## What to do
Copy out the material word for word, from its first line through the line containing "function-key-button[interactable]: F6 Move", including both of those lines.

## Data to use
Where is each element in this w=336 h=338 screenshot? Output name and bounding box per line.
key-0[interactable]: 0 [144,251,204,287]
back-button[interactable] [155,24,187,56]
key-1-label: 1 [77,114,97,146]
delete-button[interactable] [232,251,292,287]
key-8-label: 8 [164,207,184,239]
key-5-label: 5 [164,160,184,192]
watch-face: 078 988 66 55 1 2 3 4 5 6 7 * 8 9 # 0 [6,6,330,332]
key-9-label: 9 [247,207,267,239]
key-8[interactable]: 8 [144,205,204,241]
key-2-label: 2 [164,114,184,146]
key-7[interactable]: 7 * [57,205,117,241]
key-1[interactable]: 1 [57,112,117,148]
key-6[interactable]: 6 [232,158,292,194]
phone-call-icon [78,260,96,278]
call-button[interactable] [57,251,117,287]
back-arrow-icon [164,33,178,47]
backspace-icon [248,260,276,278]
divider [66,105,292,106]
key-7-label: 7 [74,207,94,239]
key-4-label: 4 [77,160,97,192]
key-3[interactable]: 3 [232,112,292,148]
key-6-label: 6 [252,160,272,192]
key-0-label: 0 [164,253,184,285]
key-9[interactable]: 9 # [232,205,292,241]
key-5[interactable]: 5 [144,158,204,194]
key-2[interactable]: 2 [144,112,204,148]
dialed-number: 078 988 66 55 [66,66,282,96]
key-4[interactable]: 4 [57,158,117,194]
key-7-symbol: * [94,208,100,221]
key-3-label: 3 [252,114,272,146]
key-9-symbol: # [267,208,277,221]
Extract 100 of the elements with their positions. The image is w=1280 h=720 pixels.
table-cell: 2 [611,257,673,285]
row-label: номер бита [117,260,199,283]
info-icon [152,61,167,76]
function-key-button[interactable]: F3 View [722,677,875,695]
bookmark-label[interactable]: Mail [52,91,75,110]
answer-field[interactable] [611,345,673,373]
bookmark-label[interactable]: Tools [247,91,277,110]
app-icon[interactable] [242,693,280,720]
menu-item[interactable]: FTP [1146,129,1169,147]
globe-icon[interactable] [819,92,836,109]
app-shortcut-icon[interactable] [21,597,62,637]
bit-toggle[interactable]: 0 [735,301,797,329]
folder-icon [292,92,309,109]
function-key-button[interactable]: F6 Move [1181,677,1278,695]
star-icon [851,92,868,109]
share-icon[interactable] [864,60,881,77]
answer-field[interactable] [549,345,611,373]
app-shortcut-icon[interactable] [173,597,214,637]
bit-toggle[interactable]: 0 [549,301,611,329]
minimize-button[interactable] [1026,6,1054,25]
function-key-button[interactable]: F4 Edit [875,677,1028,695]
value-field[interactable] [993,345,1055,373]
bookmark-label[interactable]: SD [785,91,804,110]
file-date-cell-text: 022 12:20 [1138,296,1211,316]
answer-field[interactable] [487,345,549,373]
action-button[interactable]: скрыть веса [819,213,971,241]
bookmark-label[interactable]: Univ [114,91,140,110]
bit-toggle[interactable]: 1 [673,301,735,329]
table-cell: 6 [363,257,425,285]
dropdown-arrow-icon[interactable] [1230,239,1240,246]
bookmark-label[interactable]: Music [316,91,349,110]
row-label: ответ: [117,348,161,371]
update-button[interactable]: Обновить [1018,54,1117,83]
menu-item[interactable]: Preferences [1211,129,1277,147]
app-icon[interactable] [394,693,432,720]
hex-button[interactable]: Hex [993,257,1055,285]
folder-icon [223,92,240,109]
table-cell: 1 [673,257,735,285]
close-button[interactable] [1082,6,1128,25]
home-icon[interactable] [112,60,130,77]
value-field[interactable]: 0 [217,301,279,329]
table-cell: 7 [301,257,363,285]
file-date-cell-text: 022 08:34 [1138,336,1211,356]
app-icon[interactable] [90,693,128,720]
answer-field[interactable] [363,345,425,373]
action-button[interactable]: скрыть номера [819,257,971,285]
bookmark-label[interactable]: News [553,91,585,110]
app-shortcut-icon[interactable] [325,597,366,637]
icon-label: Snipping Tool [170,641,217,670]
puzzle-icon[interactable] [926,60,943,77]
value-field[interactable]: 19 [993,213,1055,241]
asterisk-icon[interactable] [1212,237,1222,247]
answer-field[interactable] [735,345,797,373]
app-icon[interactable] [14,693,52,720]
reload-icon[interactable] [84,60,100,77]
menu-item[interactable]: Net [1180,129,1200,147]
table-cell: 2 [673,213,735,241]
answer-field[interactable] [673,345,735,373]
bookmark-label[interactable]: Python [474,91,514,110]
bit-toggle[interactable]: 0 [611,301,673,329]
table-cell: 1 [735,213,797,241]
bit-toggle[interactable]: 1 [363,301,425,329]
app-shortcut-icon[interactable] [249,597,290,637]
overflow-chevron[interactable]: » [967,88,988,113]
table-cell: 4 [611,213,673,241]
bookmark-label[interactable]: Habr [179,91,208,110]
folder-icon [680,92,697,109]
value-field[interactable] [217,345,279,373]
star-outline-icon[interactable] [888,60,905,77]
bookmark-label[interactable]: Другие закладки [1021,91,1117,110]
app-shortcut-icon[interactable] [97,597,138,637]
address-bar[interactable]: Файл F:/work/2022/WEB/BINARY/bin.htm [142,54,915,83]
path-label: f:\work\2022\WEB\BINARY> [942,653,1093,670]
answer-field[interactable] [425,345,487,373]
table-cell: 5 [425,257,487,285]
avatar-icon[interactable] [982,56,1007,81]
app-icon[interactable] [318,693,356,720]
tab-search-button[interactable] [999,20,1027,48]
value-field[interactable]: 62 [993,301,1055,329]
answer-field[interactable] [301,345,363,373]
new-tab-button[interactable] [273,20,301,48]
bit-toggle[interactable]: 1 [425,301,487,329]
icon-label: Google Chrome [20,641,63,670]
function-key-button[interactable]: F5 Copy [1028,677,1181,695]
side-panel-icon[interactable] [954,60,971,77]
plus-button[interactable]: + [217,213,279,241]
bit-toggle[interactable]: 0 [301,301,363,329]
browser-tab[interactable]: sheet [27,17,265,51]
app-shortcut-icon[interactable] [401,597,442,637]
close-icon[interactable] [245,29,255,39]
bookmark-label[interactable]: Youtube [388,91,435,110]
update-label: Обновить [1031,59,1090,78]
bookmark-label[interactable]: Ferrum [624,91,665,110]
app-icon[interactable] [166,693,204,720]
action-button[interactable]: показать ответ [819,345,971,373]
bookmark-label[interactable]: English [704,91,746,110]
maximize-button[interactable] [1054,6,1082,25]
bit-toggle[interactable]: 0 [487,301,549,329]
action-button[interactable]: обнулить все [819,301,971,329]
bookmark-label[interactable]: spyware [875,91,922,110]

## Correct response
Where is each element in this w=336 h=338 screenshot? Output name and bounding box per line.
key-0[interactable]: 0 [144,251,204,287]
back-button[interactable] [155,24,187,56]
key-1-label: 1 [77,114,97,146]
delete-button[interactable] [232,251,292,287]
key-8-label: 8 [164,207,184,239]
key-5-label: 5 [164,160,184,192]
watch-face: 078 988 66 55 1 2 3 4 5 6 7 * 8 9 # 0 [6,6,330,332]
key-9-label: 9 [247,207,267,239]
key-8[interactable]: 8 [144,205,204,241]
key-2-label: 2 [164,114,184,146]
key-7[interactable]: 7 * [57,205,117,241]
key-1[interactable]: 1 [57,112,117,148]
key-6[interactable]: 6 [232,158,292,194]
phone-call-icon [78,260,96,278]
call-button[interactable] [57,251,117,287]
back-arrow-icon [164,33,178,47]
backspace-icon [248,260,276,278]
divider [66,105,292,106]
key-7-label: 7 [74,207,94,239]
key-4-label: 4 [77,160,97,192]
key-3[interactable]: 3 [232,112,292,148]
key-6-label: 6 [252,160,272,192]
key-0-label: 0 [164,253,184,285]
key-9[interactable]: 9 # [232,205,292,241]
key-5[interactable]: 5 [144,158,204,194]
key-2[interactable]: 2 [144,112,204,148]
dialed-number: 078 988 66 55 [66,66,282,96]
key-4[interactable]: 4 [57,158,117,194]
key-7-symbol: * [94,208,100,221]
key-3-label: 3 [252,114,272,146]
key-9-symbol: # [267,208,277,221]
Extract 100 of the elements with their positions. The image is w=1280 h=720 pixels.
table-cell: 2 [611,257,673,285]
row-label: номер бита [117,260,199,283]
info-icon [152,61,167,76]
function-key-button[interactable]: F3 View [722,677,875,695]
bookmark-label[interactable]: Mail [52,91,75,110]
answer-field[interactable] [611,345,673,373]
bookmark-label[interactable]: Tools [247,91,277,110]
app-icon[interactable] [242,693,280,720]
menu-item[interactable]: FTP [1146,129,1169,147]
globe-icon[interactable] [819,92,836,109]
app-shortcut-icon[interactable] [21,597,62,637]
bit-toggle[interactable]: 0 [735,301,797,329]
folder-icon [292,92,309,109]
function-key-button[interactable]: F6 Move [1181,677,1278,695]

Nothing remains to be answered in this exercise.